* _The request_
Reproduce all the material exactly, minus any pictures it holds.

* _Material supplied_
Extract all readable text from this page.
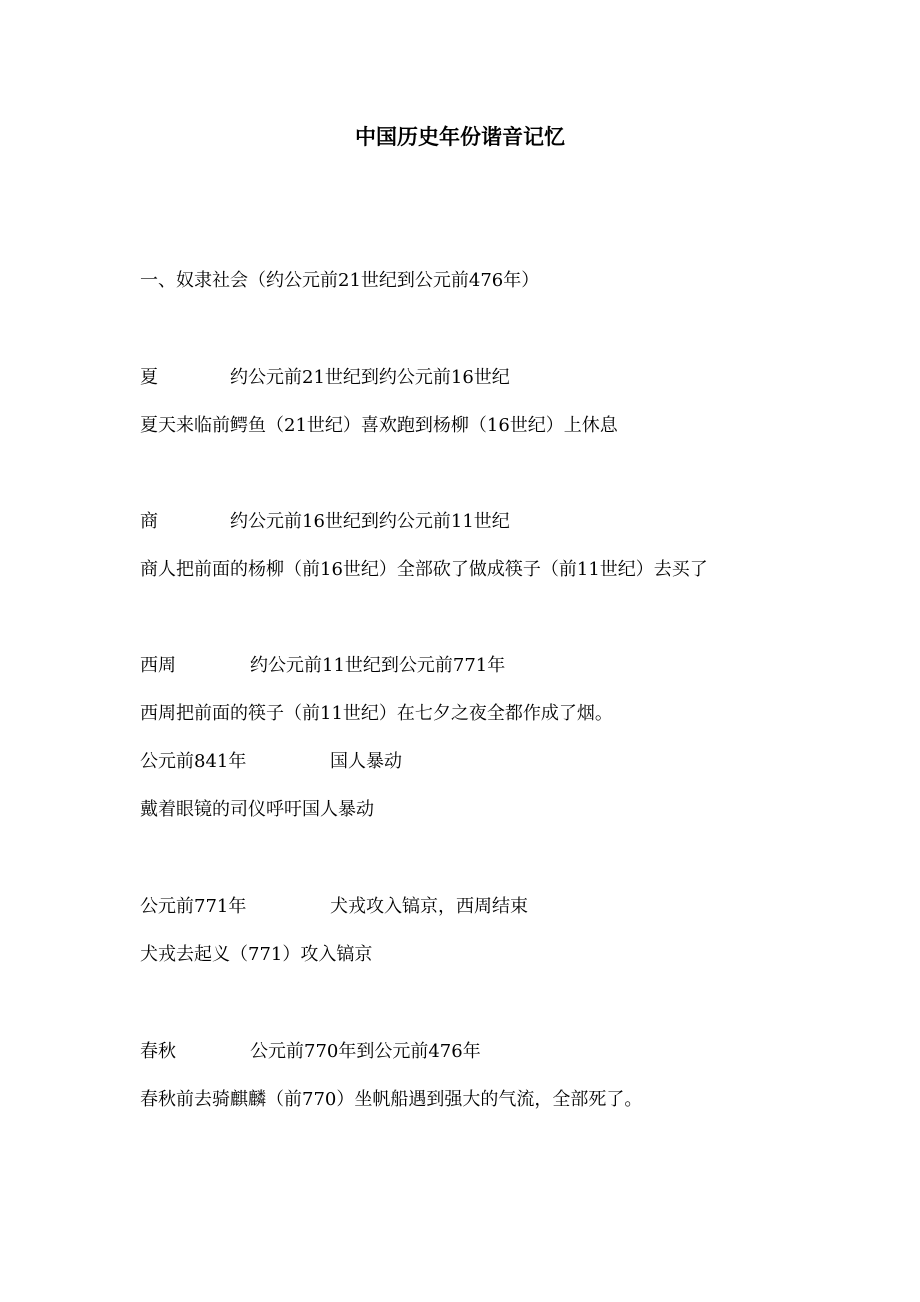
中国历史年份谐音记忆

一、奴隶社会（约公元前21世纪到公元前476年）

夏	约公元前21世纪到约公元前16世纪

夏天来临前鳄鱼（21世纪）喜欢跑到杨柳（16世纪）上休息

商	约公元前16世纪到约公元前11世纪

商人把前面的杨柳（前16世纪）全部砍了做成筷子（前11世纪）去买了

西周	约公元前11世纪到公元前771年

西周把前面的筷子（前11世纪）在七夕之夜全都作成了烟。

公元前841年	国人暴动

戴着眼镜的司仪呼吁国人暴动

公元前771年	犬戎攻入镐京，西周结束

犬戎去起义（771）攻入镐京

春秋	公元前770年到公元前476年

春秋前去骑麒麟（前770）坐帆船遇到强大的气流，全部死了。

* _Reply_
Extract all readable text from this page.
中国历史年份谐音记忆

一、奴隶社会（约公元前21世纪到公元前476年）

夏	约公元前21世纪到约公元前16世纪

夏天来临前鳄鱼（21世纪）喜欢跑到杨柳（16世纪）上休息

商	约公元前16世纪到约公元前11世纪

商人把前面的杨柳（前16世纪）全部砍了做成筷子（前11世纪）去买了

西周	约公元前11世纪到公元前771年

西周把前面的筷子（前11世纪）在七夕之夜全都作成了烟。

公元前841年	国人暴动

戴着眼镜的司仪呼吁国人暴动

公元前771年	犬戎攻入镐京，西周结束

犬戎去起义（771）攻入镐京

春秋	公元前770年到公元前476年

春秋前去骑麒麟（前770）坐帆船遇到强大的气流，全部死了。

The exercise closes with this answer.